State the number of lines, and only that number, in which the word "title" appears.
"""
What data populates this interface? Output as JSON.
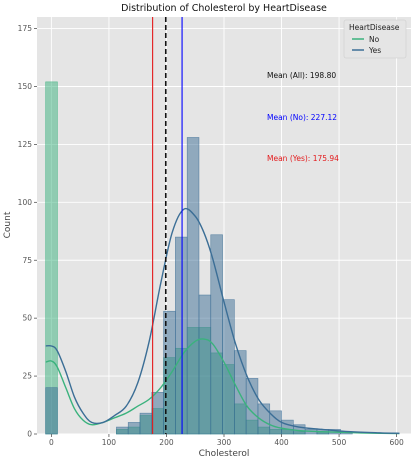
{
  "chart_data": {
    "type": "histogram",
    "title": "Distribution of Cholesterol by HeartDisease",
    "xlabel": "Cholesterol",
    "ylabel": "Count",
    "xlim": [
      -25,
      625
    ],
    "ylim": [
      0,
      180
    ],
    "x_ticks": [
      0,
      100,
      200,
      300,
      400,
      500,
      600
    ],
    "y_ticks": [
      0,
      25,
      50,
      75,
      100,
      125,
      150,
      175
    ],
    "grid": true,
    "legend": {
      "title": "HeartDisease",
      "placement": "top-right"
    },
    "bin_width": 20.5,
    "bin_edges": [
      -10,
      10.5,
      31,
      51.5,
      72,
      92.5,
      113,
      133.5,
      154,
      174.5,
      195,
      215.5,
      236,
      256.5,
      277,
      297.5,
      318,
      338.5,
      359,
      379.5,
      400,
      420.5,
      441,
      461.5,
      482,
      502.5,
      523,
      543.5,
      564,
      584.5,
      605
    ],
    "series": [
      {
        "name": "No",
        "color": "#3ab27d",
        "counts": [
          152,
          0,
          0,
          0,
          0,
          0,
          2,
          3,
          8,
          11,
          33,
          37,
          46,
          46,
          35,
          30,
          13,
          6,
          3,
          2,
          2,
          1,
          0,
          1,
          0,
          0,
          0,
          0,
          0,
          0
        ],
        "kde": [
          [
            -10,
            31
          ],
          [
            0,
            31.5
          ],
          [
            10,
            29
          ],
          [
            25,
            20
          ],
          [
            40,
            11
          ],
          [
            55,
            6
          ],
          [
            70,
            4
          ],
          [
            90,
            5
          ],
          [
            110,
            7
          ],
          [
            130,
            9
          ],
          [
            150,
            12
          ],
          [
            170,
            15
          ],
          [
            190,
            20
          ],
          [
            210,
            27
          ],
          [
            230,
            35
          ],
          [
            250,
            40
          ],
          [
            265,
            41
          ],
          [
            280,
            39
          ],
          [
            300,
            31
          ],
          [
            320,
            21
          ],
          [
            340,
            12
          ],
          [
            360,
            7
          ],
          [
            380,
            4
          ],
          [
            400,
            2.5
          ],
          [
            430,
            1.5
          ],
          [
            470,
            1
          ],
          [
            520,
            0.6
          ],
          [
            570,
            0.3
          ],
          [
            605,
            0.2
          ]
        ]
      },
      {
        "name": "Yes",
        "color": "#3b6e96",
        "counts": [
          20,
          0,
          0,
          0,
          0,
          0,
          3,
          5,
          9,
          18,
          53,
          85,
          128,
          60,
          86,
          58,
          36,
          24,
          13,
          10,
          6,
          4,
          2,
          2,
          2,
          1,
          0,
          0,
          0,
          0
        ],
        "kde": [
          [
            -10,
            38
          ],
          [
            0,
            38
          ],
          [
            10,
            36
          ],
          [
            25,
            27
          ],
          [
            40,
            16
          ],
          [
            55,
            9
          ],
          [
            70,
            5
          ],
          [
            90,
            5
          ],
          [
            110,
            8
          ],
          [
            130,
            12
          ],
          [
            150,
            22
          ],
          [
            170,
            40
          ],
          [
            190,
            65
          ],
          [
            210,
            87
          ],
          [
            230,
            97
          ],
          [
            250,
            94
          ],
          [
            265,
            87
          ],
          [
            280,
            76
          ],
          [
            300,
            57
          ],
          [
            320,
            39
          ],
          [
            340,
            25
          ],
          [
            360,
            15
          ],
          [
            380,
            9
          ],
          [
            400,
            5
          ],
          [
            430,
            3
          ],
          [
            470,
            2
          ],
          [
            520,
            1
          ],
          [
            570,
            0.5
          ],
          [
            605,
            0.3
          ]
        ]
      }
    ],
    "vlines": [
      {
        "x": 198.8,
        "color": "#111111",
        "style": "dashed"
      },
      {
        "x": 227.12,
        "color": "#0000ff",
        "style": "solid"
      },
      {
        "x": 175.94,
        "color": "#e41a1c",
        "style": "solid"
      }
    ],
    "annotations": [
      {
        "text": "Mean (All): 198.80",
        "color": "#111111"
      },
      {
        "text": "Mean (No): 227.12",
        "color": "#0000ff"
      },
      {
        "text": "Mean (Yes): 175.94",
        "color": "#e41a1c"
      }
    ]
  }
}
"""
* **THE REPLY**: 2